◆ Excerpted records ◆
* * *

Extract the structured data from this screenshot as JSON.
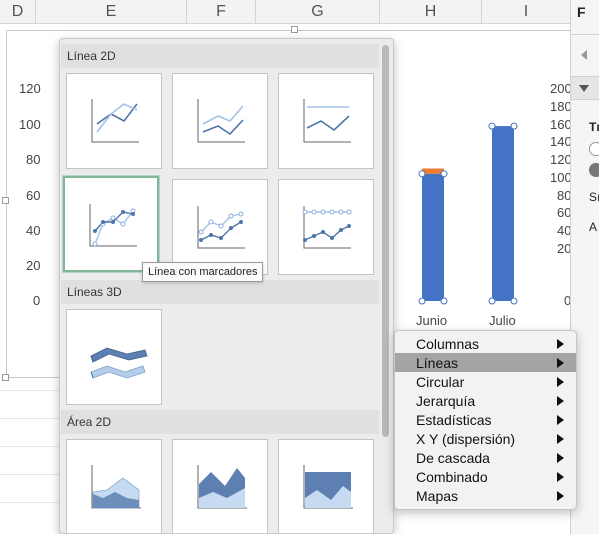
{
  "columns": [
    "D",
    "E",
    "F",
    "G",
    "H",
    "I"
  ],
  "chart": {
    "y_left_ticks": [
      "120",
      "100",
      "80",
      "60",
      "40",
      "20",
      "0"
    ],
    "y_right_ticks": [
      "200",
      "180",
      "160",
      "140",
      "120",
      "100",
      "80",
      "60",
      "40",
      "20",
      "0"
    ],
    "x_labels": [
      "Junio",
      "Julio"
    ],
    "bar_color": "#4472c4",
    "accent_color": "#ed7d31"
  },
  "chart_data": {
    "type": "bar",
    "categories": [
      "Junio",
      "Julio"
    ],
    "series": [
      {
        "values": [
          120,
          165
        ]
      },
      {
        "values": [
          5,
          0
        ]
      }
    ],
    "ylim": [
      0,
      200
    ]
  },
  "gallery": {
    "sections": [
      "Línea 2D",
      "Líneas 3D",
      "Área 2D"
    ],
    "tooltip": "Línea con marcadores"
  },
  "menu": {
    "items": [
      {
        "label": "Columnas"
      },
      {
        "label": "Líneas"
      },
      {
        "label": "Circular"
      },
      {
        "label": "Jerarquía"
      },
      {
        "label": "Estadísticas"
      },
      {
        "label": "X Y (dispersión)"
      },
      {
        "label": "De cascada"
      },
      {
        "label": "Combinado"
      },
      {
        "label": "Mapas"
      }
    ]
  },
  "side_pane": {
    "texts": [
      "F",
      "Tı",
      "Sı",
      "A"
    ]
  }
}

* * *

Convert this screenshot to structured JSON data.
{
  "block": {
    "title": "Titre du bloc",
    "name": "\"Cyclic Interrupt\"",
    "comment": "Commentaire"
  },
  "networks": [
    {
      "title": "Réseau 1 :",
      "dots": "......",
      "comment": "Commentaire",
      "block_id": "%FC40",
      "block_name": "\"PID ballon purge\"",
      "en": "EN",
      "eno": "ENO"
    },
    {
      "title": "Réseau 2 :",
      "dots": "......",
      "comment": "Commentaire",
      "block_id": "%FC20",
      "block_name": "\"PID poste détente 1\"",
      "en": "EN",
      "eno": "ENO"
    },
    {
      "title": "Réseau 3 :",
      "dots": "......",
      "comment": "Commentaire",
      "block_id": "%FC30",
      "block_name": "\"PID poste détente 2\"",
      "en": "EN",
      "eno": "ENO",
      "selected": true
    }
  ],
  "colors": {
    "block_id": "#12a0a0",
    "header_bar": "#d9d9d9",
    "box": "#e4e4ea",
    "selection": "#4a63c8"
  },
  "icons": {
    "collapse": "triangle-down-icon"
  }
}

* * *

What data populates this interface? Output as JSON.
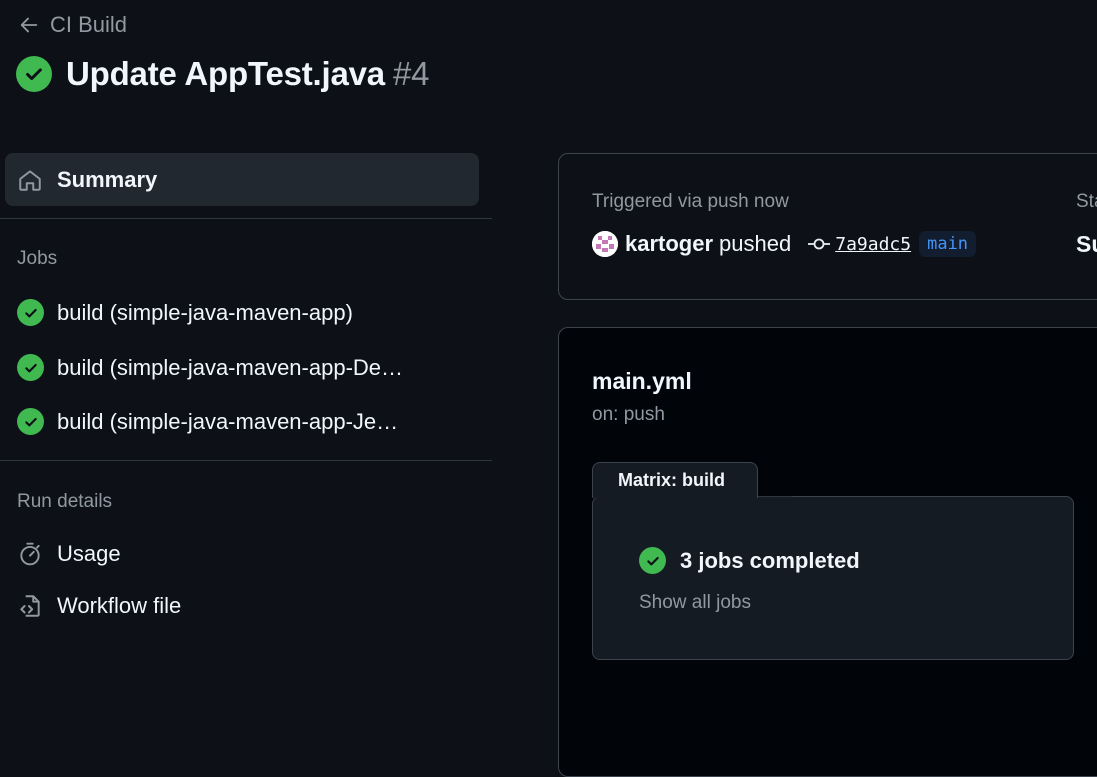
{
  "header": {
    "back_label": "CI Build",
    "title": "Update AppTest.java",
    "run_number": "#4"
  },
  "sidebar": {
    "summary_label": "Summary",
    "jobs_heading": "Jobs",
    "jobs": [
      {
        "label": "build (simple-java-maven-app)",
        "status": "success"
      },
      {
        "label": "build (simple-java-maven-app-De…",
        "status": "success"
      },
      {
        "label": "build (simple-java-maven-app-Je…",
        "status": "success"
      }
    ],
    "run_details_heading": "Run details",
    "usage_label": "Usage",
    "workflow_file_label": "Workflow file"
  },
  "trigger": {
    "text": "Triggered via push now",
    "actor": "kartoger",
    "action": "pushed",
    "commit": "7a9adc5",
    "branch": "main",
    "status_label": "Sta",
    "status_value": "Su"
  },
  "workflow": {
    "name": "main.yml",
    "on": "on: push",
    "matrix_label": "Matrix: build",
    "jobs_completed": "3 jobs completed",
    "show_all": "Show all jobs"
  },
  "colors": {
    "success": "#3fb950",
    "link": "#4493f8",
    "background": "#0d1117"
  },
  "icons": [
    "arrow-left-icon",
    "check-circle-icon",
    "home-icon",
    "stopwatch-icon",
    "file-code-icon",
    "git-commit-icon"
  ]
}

* * *

◆ Your instructions ◆
Copy every line of the data that holds the string "poste".

◆ Complete output ◆
      "block_name": "\"PID poste détente 1\"",
      "block_name": "\"PID poste détente 2\"",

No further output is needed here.